### Written request
From the listing below, return each line that includes "Schreig".
___ Records supplied
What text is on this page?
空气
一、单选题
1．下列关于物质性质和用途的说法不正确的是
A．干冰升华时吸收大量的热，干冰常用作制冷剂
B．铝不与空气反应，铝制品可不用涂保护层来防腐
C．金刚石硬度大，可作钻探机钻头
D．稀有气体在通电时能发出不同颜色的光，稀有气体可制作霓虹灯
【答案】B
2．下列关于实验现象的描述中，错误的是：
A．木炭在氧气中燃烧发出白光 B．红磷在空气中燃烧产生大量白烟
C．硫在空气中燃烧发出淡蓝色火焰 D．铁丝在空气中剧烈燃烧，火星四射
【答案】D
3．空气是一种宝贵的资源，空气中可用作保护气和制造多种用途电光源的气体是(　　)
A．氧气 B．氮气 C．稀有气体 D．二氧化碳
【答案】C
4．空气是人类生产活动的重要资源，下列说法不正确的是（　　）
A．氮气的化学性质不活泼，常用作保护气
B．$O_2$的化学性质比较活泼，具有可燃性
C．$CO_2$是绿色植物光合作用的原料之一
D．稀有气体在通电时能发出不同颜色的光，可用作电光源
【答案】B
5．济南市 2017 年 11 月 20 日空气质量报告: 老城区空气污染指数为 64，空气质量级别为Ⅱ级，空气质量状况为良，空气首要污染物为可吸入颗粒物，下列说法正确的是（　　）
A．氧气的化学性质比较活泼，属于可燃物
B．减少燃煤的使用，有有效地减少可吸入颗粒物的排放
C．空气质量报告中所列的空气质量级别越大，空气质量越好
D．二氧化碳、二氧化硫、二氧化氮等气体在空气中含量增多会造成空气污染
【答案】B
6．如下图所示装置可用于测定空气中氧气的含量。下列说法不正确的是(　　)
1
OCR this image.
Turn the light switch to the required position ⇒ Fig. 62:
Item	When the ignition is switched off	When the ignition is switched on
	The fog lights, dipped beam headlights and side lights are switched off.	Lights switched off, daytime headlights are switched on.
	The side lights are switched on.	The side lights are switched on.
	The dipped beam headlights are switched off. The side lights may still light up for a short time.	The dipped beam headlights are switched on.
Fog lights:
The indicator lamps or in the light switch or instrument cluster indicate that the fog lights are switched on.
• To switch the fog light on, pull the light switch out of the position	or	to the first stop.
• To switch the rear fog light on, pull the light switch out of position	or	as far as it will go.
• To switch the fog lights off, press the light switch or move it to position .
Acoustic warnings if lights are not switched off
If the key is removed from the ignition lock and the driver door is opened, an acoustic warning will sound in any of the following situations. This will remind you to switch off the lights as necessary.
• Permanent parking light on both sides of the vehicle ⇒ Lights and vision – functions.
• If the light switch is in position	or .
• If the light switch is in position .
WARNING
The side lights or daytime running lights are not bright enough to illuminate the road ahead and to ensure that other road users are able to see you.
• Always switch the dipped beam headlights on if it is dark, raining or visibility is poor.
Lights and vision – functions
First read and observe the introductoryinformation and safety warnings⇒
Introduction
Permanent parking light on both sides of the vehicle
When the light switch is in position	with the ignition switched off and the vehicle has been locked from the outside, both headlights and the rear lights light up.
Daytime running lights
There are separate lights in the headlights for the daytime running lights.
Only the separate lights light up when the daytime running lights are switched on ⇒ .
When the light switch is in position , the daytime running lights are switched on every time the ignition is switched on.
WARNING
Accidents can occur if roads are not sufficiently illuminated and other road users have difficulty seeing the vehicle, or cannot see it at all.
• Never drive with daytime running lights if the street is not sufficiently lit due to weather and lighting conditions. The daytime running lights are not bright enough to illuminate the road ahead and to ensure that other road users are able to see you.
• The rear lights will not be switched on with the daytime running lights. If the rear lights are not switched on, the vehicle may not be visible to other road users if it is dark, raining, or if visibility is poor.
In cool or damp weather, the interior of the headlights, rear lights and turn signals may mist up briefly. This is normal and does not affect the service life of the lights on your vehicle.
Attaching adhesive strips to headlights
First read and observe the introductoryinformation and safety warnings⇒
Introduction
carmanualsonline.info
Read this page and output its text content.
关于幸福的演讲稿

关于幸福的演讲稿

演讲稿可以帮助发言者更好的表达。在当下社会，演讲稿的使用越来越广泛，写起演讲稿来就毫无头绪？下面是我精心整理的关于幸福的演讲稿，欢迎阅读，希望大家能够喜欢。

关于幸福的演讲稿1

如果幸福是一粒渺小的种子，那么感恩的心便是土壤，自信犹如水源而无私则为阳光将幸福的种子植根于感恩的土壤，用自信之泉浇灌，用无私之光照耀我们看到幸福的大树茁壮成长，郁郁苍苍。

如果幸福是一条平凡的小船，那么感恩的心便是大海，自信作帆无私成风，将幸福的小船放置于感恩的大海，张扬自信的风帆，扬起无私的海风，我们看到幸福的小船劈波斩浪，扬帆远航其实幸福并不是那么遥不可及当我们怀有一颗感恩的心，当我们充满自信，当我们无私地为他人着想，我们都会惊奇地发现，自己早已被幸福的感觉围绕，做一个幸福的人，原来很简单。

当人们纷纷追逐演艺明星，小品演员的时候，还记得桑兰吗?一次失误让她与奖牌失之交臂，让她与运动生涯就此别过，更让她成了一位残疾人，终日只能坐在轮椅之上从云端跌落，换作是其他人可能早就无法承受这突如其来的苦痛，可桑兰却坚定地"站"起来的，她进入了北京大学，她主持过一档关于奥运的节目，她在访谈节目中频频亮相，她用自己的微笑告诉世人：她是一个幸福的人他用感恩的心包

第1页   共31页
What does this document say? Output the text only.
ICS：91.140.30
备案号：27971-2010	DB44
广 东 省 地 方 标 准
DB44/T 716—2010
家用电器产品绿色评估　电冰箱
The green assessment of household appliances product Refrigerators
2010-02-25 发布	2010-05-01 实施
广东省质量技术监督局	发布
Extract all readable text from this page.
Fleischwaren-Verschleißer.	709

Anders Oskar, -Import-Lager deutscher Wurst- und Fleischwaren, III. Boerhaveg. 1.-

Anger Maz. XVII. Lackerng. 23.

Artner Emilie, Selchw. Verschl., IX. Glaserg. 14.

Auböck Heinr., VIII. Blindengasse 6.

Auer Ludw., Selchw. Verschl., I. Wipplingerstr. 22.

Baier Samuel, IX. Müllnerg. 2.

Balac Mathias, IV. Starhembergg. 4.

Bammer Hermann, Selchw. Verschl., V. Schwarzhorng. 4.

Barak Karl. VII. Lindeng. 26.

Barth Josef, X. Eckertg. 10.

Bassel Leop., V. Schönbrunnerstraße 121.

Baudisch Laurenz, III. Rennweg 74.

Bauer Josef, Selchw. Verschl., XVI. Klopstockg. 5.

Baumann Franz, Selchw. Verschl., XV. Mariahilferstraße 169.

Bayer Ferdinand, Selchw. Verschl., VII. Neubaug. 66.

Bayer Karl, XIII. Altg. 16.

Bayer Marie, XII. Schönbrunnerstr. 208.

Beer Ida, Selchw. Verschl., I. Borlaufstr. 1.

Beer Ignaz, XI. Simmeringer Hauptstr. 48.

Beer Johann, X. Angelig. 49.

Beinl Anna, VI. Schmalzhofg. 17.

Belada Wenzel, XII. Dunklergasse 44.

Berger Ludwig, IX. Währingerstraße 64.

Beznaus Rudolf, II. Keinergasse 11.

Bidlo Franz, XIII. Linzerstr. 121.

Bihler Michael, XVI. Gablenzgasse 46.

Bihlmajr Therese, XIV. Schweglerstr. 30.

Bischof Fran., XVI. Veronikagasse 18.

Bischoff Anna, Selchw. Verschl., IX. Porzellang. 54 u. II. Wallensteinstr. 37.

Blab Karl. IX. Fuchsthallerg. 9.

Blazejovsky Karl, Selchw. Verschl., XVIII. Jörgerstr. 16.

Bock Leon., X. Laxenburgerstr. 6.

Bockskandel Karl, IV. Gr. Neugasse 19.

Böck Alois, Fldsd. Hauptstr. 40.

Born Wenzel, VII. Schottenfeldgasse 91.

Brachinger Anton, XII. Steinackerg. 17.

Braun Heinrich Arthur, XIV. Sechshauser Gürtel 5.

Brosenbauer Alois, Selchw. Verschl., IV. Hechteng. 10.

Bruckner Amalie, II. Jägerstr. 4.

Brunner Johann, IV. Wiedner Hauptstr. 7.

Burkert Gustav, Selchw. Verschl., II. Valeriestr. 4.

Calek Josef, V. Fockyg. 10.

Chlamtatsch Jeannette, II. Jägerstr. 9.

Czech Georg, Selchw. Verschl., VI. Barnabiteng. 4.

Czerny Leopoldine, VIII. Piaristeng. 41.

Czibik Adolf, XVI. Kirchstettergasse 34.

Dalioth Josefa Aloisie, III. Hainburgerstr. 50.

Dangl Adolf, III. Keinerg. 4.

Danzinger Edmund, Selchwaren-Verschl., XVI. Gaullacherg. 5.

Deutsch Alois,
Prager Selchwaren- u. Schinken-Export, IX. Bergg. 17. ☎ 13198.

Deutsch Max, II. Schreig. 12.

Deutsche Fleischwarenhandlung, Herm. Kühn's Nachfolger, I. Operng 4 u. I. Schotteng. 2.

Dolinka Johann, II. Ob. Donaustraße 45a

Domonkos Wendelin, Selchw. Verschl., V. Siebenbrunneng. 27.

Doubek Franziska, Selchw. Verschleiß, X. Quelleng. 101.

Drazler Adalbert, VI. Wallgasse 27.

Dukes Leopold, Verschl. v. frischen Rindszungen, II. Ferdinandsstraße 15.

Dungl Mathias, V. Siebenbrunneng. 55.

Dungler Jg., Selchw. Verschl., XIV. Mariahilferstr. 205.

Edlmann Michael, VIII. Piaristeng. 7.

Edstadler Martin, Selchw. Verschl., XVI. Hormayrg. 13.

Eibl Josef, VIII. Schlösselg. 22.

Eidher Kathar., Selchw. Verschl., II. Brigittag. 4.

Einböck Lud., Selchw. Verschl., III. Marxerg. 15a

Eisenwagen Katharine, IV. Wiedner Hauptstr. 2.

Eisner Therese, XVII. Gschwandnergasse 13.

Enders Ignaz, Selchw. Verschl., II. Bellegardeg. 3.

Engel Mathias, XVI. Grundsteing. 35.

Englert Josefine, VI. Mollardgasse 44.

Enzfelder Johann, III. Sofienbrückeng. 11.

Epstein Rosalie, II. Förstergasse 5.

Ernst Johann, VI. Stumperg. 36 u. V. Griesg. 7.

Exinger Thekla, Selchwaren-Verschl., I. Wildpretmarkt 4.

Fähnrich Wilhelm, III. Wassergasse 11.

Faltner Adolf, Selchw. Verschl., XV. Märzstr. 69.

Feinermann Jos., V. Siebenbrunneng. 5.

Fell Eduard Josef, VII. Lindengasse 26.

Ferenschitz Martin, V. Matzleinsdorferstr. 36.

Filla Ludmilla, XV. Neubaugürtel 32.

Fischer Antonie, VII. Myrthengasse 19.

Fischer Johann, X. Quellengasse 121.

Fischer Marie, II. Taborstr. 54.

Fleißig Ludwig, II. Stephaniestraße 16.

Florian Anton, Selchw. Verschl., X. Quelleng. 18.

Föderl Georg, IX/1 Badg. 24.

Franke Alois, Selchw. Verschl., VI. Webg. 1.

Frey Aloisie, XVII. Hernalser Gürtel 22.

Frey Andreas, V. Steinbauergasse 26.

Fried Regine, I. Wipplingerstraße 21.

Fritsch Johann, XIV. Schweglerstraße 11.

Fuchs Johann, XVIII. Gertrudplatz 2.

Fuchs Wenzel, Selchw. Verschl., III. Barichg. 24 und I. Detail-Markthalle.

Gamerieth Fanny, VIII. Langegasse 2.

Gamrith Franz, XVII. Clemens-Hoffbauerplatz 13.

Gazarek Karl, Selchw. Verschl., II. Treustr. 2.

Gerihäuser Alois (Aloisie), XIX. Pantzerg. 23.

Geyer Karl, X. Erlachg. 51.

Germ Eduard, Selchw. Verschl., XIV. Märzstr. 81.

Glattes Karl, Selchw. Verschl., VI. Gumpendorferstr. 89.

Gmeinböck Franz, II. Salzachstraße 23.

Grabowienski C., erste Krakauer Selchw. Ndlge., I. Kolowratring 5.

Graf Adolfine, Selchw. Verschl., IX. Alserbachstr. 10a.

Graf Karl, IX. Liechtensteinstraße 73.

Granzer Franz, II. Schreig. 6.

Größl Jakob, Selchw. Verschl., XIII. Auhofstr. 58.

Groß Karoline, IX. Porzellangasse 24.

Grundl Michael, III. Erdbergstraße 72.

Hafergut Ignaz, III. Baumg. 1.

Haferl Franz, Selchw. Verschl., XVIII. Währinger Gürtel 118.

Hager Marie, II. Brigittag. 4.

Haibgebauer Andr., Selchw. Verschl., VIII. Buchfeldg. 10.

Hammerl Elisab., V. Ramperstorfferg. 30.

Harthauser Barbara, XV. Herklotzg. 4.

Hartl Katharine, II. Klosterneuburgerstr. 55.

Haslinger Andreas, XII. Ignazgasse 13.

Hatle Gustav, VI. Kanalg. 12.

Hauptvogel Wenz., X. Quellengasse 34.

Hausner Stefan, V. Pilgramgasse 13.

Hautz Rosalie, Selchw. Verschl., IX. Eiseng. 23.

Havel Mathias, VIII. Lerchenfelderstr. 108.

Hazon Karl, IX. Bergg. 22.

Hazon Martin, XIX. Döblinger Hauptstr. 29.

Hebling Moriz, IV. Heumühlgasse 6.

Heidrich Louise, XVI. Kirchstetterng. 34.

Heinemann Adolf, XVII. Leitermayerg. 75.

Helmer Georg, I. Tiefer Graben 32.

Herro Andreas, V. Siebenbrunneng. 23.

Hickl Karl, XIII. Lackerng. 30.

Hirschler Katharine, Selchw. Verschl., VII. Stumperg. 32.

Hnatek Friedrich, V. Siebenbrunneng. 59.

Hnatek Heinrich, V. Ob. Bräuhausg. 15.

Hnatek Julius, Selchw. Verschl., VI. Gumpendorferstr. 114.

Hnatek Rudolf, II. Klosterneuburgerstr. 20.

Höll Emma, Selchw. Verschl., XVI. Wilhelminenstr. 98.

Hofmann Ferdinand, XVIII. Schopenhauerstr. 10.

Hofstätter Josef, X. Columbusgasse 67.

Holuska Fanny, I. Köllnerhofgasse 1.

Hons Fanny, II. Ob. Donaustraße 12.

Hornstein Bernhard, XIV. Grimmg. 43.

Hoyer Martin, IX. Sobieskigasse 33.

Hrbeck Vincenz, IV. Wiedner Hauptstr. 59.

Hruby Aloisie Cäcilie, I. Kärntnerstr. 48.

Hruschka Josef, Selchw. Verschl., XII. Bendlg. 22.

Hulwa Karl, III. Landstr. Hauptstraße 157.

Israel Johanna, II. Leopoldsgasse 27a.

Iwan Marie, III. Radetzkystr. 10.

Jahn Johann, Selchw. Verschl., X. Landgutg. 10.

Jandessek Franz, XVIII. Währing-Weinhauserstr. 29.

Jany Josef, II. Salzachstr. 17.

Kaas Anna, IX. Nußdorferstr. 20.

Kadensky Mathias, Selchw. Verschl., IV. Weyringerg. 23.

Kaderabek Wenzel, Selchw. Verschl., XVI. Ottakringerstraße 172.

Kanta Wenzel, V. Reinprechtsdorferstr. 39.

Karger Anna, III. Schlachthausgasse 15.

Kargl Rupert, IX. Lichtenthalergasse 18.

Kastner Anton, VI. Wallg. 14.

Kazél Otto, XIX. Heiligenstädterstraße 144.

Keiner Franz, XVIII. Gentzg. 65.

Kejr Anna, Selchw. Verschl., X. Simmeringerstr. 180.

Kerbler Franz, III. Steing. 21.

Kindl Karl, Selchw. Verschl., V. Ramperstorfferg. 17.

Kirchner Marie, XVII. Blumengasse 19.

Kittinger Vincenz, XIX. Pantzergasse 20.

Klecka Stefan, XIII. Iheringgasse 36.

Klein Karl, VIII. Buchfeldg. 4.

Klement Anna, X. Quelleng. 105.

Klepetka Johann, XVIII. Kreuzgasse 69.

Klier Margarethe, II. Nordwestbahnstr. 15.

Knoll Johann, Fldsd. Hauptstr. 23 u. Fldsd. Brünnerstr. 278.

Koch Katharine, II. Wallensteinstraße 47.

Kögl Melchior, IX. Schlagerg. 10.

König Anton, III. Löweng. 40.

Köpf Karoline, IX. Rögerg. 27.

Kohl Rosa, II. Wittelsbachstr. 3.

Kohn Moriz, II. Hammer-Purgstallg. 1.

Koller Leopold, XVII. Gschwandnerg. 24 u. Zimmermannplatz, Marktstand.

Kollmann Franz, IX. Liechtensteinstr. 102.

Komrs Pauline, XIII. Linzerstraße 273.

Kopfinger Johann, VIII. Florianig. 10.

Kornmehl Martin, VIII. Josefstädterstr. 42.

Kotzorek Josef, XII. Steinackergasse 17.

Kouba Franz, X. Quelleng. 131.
______
### Response to the exercise
Deutsch Max, II. Schreig. 12.
Granzer Franz, II. Schreig. 6.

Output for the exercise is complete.